• _Goal_: Give the entries back exactly, dropping each image.

• _Records supplied_:
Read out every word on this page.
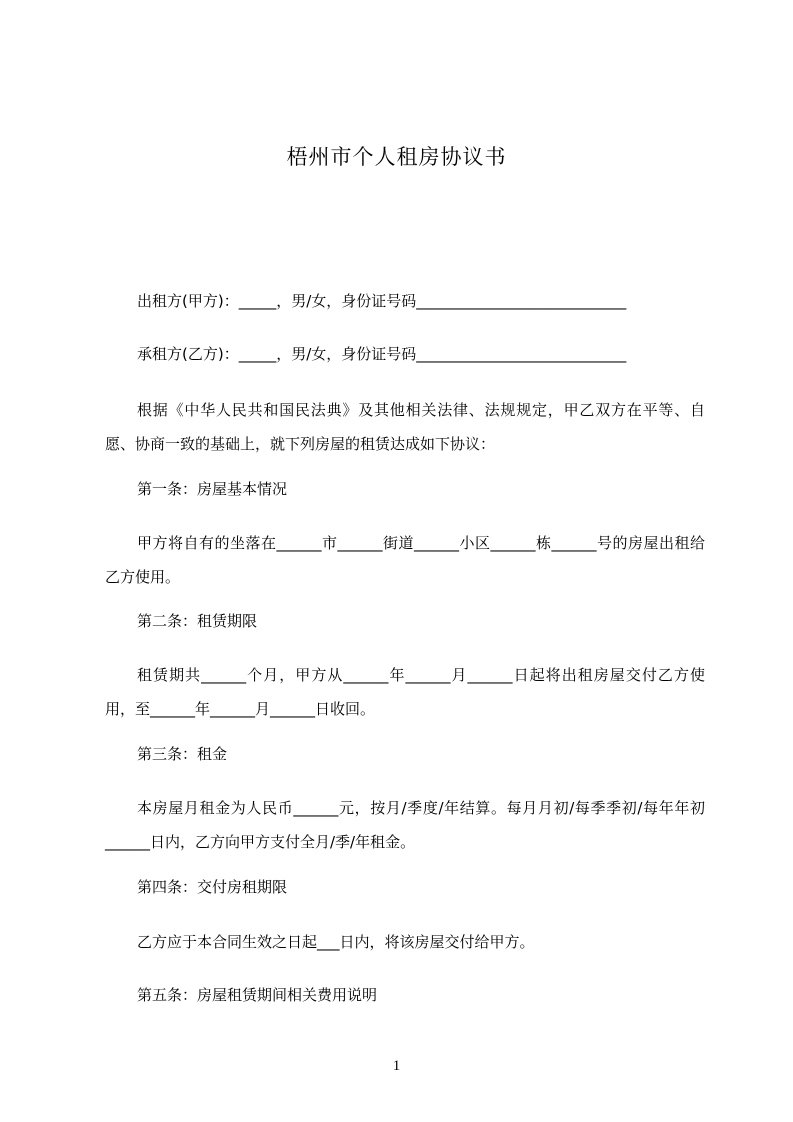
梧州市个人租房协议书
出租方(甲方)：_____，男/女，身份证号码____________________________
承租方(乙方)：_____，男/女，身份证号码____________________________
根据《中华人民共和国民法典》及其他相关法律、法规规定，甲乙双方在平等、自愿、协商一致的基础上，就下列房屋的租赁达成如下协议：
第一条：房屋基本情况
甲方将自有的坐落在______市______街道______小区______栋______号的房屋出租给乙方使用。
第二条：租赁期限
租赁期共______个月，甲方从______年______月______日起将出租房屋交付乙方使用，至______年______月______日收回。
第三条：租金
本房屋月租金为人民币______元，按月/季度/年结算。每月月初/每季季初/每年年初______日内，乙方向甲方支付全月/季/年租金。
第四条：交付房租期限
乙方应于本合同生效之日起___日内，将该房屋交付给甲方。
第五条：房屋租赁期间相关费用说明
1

• _Answer for this exercise_:
Read out every word on this page.
梧州市个人租房协议书
出租方(甲方)：_____，男/女，身份证号码____________________________
承租方(乙方)：_____，男/女，身份证号码____________________________
根据《中华人民共和国民法典》及其他相关法律、法规规定，甲乙双方在平等、自愿、协商一致的基础上，就下列房屋的租赁达成如下协议：
第一条：房屋基本情况
甲方将自有的坐落在______市______街道______小区______栋______号的房屋出租给乙方使用。
第二条：租赁期限
租赁期共______个月，甲方从______年______月______日起将出租房屋交付乙方使用，至______年______月______日收回。
第三条：租金
本房屋月租金为人民币______元，按月/季度/年结算。每月月初/每季季初/每年年初______日内，乙方向甲方支付全月/季/年租金。
第四条：交付房租期限
乙方应于本合同生效之日起___日内，将该房屋交付给甲方。
第五条：房屋租赁期间相关费用说明
1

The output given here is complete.